[Start of INPUT DATA]
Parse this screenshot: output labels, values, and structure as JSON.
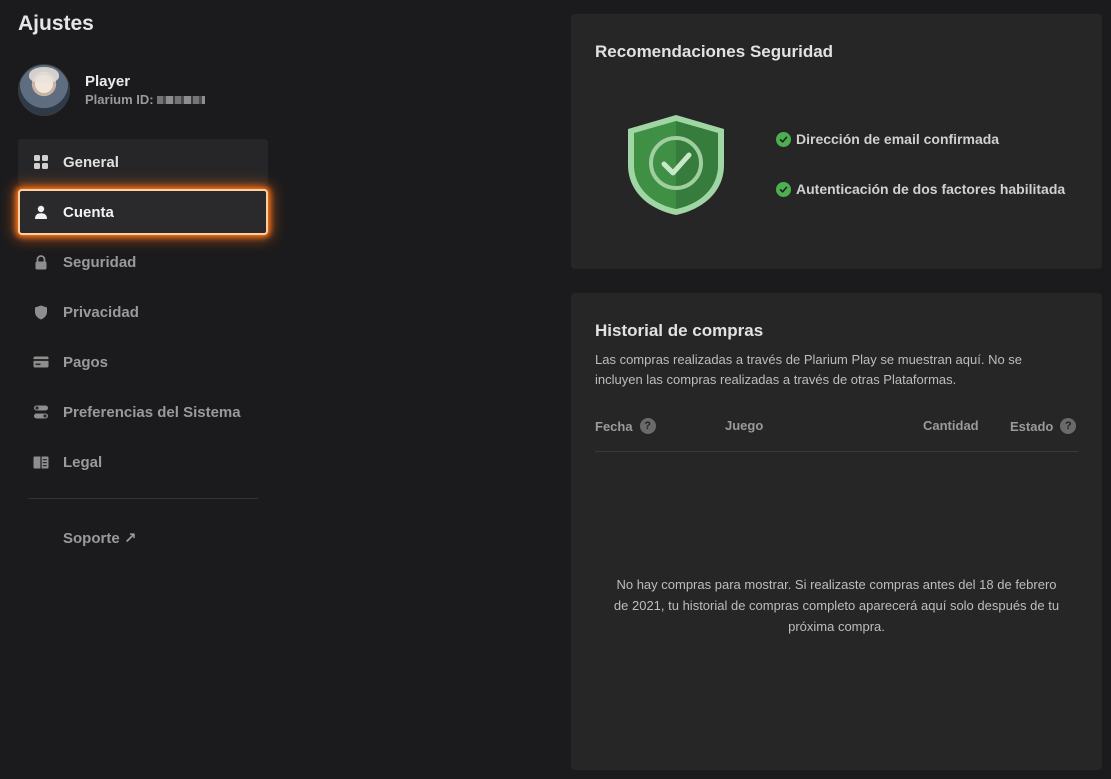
{
  "sidebar": {
    "title": "Ajustes",
    "profile": {
      "name": "Player",
      "id_label": "Plarium ID:"
    },
    "items": [
      {
        "label": "General",
        "icon": "grid-icon"
      },
      {
        "label": "Cuenta",
        "icon": "user-icon"
      },
      {
        "label": "Seguridad",
        "icon": "lock-icon"
      },
      {
        "label": "Privacidad",
        "icon": "shield-icon"
      },
      {
        "label": "Pagos",
        "icon": "card-icon"
      },
      {
        "label": "Preferencias del Sistema",
        "icon": "toggle-icon"
      },
      {
        "label": "Legal",
        "icon": "book-icon"
      }
    ],
    "support": "Soporte ↗"
  },
  "security": {
    "title": "Recomendaciones Seguridad",
    "checks": [
      "Dirección de email confirmada",
      "Autenticación de dos factores habilitada"
    ]
  },
  "history": {
    "title": "Historial de compras",
    "description": "Las compras realizadas a través de Plarium Play se muestran aquí. No se incluyen las compras realizadas a través de otras Plataformas.",
    "columns": {
      "date": "Fecha",
      "game": "Juego",
      "quantity": "Cantidad",
      "status": "Estado"
    },
    "empty": "No hay compras para mostrar. Si realizaste compras antes del 18 de febrero de 2021, tu historial de compras completo aparecerá aquí solo después de tu próxima compra."
  },
  "colors": {
    "accent": "#ff7a1a",
    "success": "#4caf50"
  }
}
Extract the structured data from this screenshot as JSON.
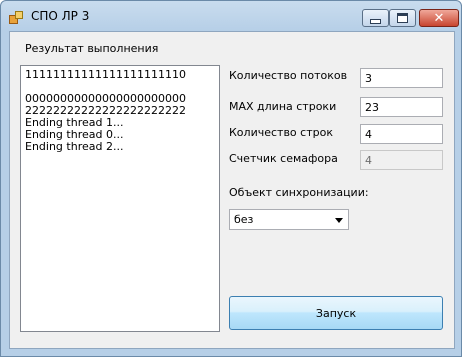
{
  "window": {
    "title": "СПО ЛР 3"
  },
  "result": {
    "label": "Результат выполнения",
    "lines": [
      "11111111111111111111110",
      "",
      "00000000000000000000000",
      "22222222222222222222222",
      "Ending thread 1...",
      "Ending thread 0...",
      "Ending thread 2..."
    ]
  },
  "fields": {
    "threads": {
      "label": "Количество потоков",
      "value": "3"
    },
    "max_length": {
      "label": "MAX длина строки",
      "value": "23"
    },
    "rows": {
      "label": "Количество строк",
      "value": "4"
    },
    "semaphore": {
      "label": "Счетчик семафора",
      "value": "4"
    }
  },
  "sync": {
    "label": "Объект синхронизации:",
    "selected": "без"
  },
  "run_button": {
    "label": "Запуск"
  },
  "icons": {
    "app": "app-icon",
    "minimize": "minimize-icon",
    "maximize": "maximize-icon",
    "close": "close-icon",
    "dropdown": "chevron-down-icon"
  }
}
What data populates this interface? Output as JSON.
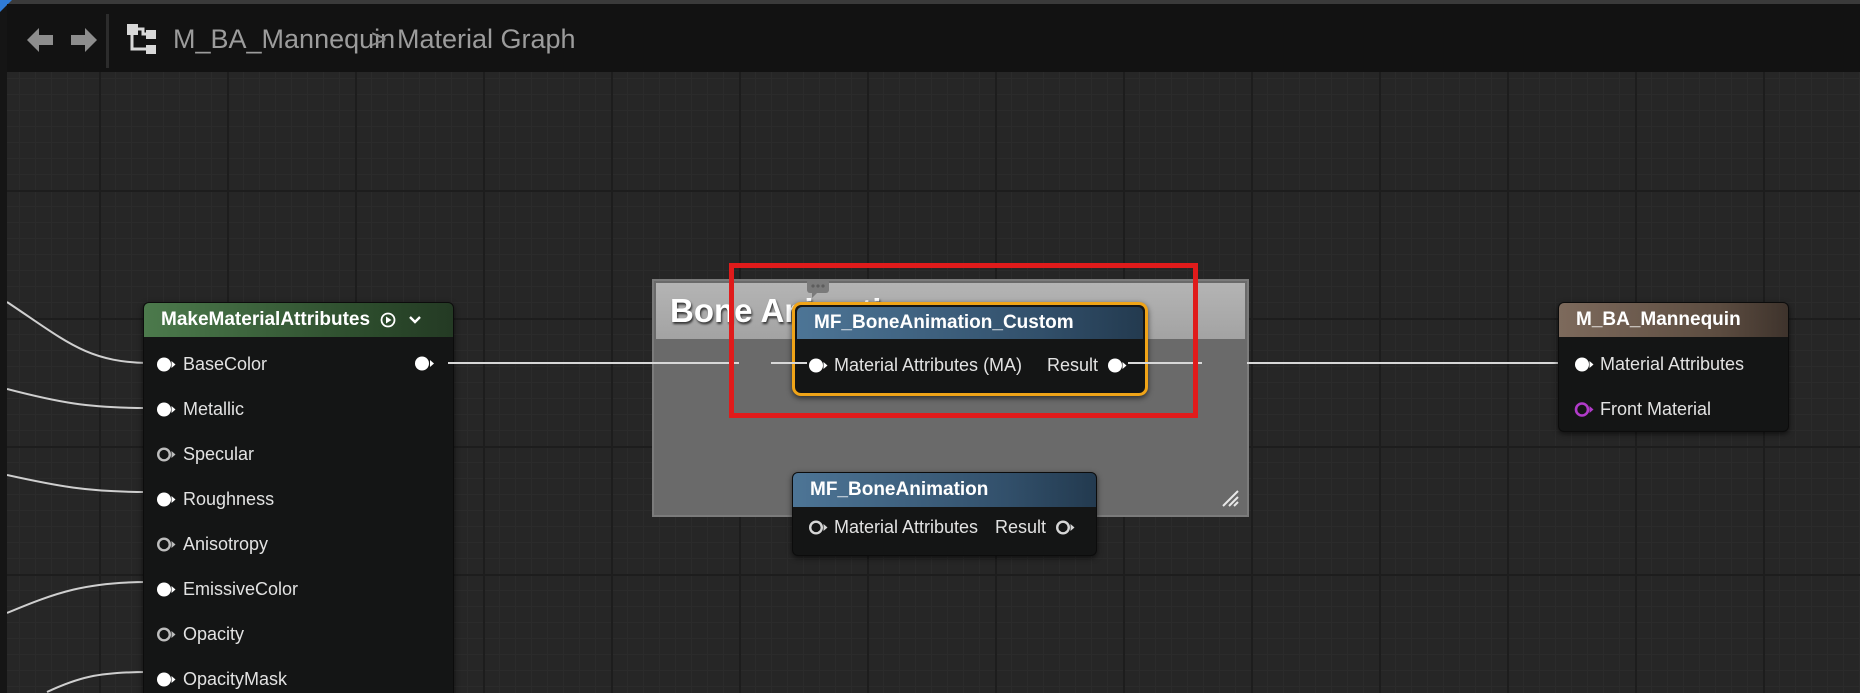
[End of INPUT DATA]
WRITTEN EXERCISE
Looking at the data above, how many lines hold the word "this"? Respond with the number alone.

CORRECT OUTPUT
3